» SUPPLIED MATERIAL:
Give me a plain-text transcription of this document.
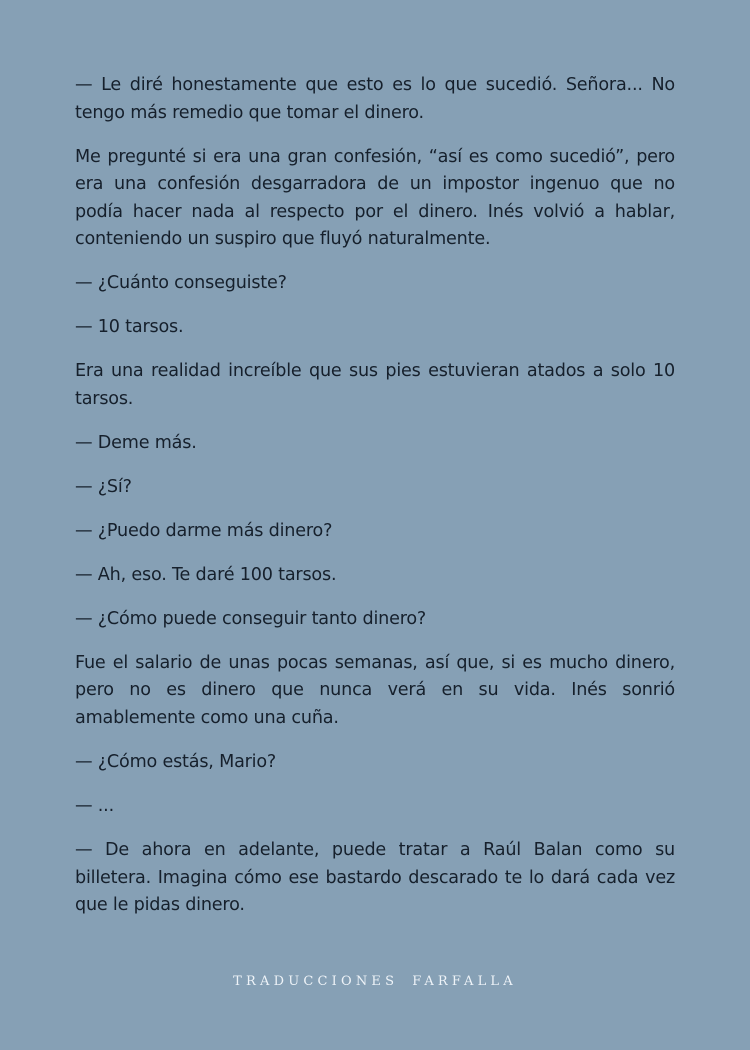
— Le diré honestamente que esto es lo que sucedió. Señora... No tengo más remedio que tomar el dinero.

Me pregunté si era una gran confesión, “así es como sucedió”, pero era una confesión desgarradora de un impostor ingenuo que no podía hacer nada al respecto por el dinero. Inés volvió a hablar, conteniendo un suspiro que fluyó naturalmente.

— ¿Cuánto conseguiste?

— 10 tarsos.

Era una realidad increíble que sus pies estuvieran atados a solo 10 tarsos.

— Deme más.

— ¿Sí?

— ¿Puedo darme más dinero?

— Ah, eso. Te daré 100 tarsos.

— ¿Cómo puede conseguir tanto dinero?

Fue el salario de unas pocas semanas, así que, si es mucho dinero, pero no es dinero que nunca verá en su vida. Inés sonrió amablemente como una cuña.

— ¿Cómo estás, Mario?

— ...

— De ahora en adelante, puede tratar a Raúl Balan como su billetera. Imagina cómo ese bastardo descarado te lo dará cada vez que le pidas dinero.

TRADUCCIONES FARFALLA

» GIVEN EXERCISE:
The material above must be printed exactly, with its pictures left out.

» ANSWER FOR THE TASK:
Give me a plain-text transcription of this document.
— Le diré honestamente que esto es lo que sucedió. Señora... No tengo más remedio que tomar el dinero.

Me pregunté si era una gran confesión, “así es como sucedió”, pero era una confesión desgarradora de un impostor ingenuo que no podía hacer nada al respecto por el dinero. Inés volvió a hablar, conteniendo un suspiro que fluyó naturalmente.

— ¿Cuánto conseguiste?

— 10 tarsos.

Era una realidad increíble que sus pies estuvieran atados a solo 10 tarsos.

— Deme más.

— ¿Sí?

— ¿Puedo darme más dinero?

— Ah, eso. Te daré 100 tarsos.

— ¿Cómo puede conseguir tanto dinero?

Fue el salario de unas pocas semanas, así que, si es mucho dinero, pero no es dinero que nunca verá en su vida. Inés sonrió amablemente como una cuña.

— ¿Cómo estás, Mario?

— ...

— De ahora en adelante, puede tratar a Raúl Balan como su billetera. Imagina cómo ese bastardo descarado te lo dará cada vez que le pidas dinero.

TRADUCCIONES FARFALLA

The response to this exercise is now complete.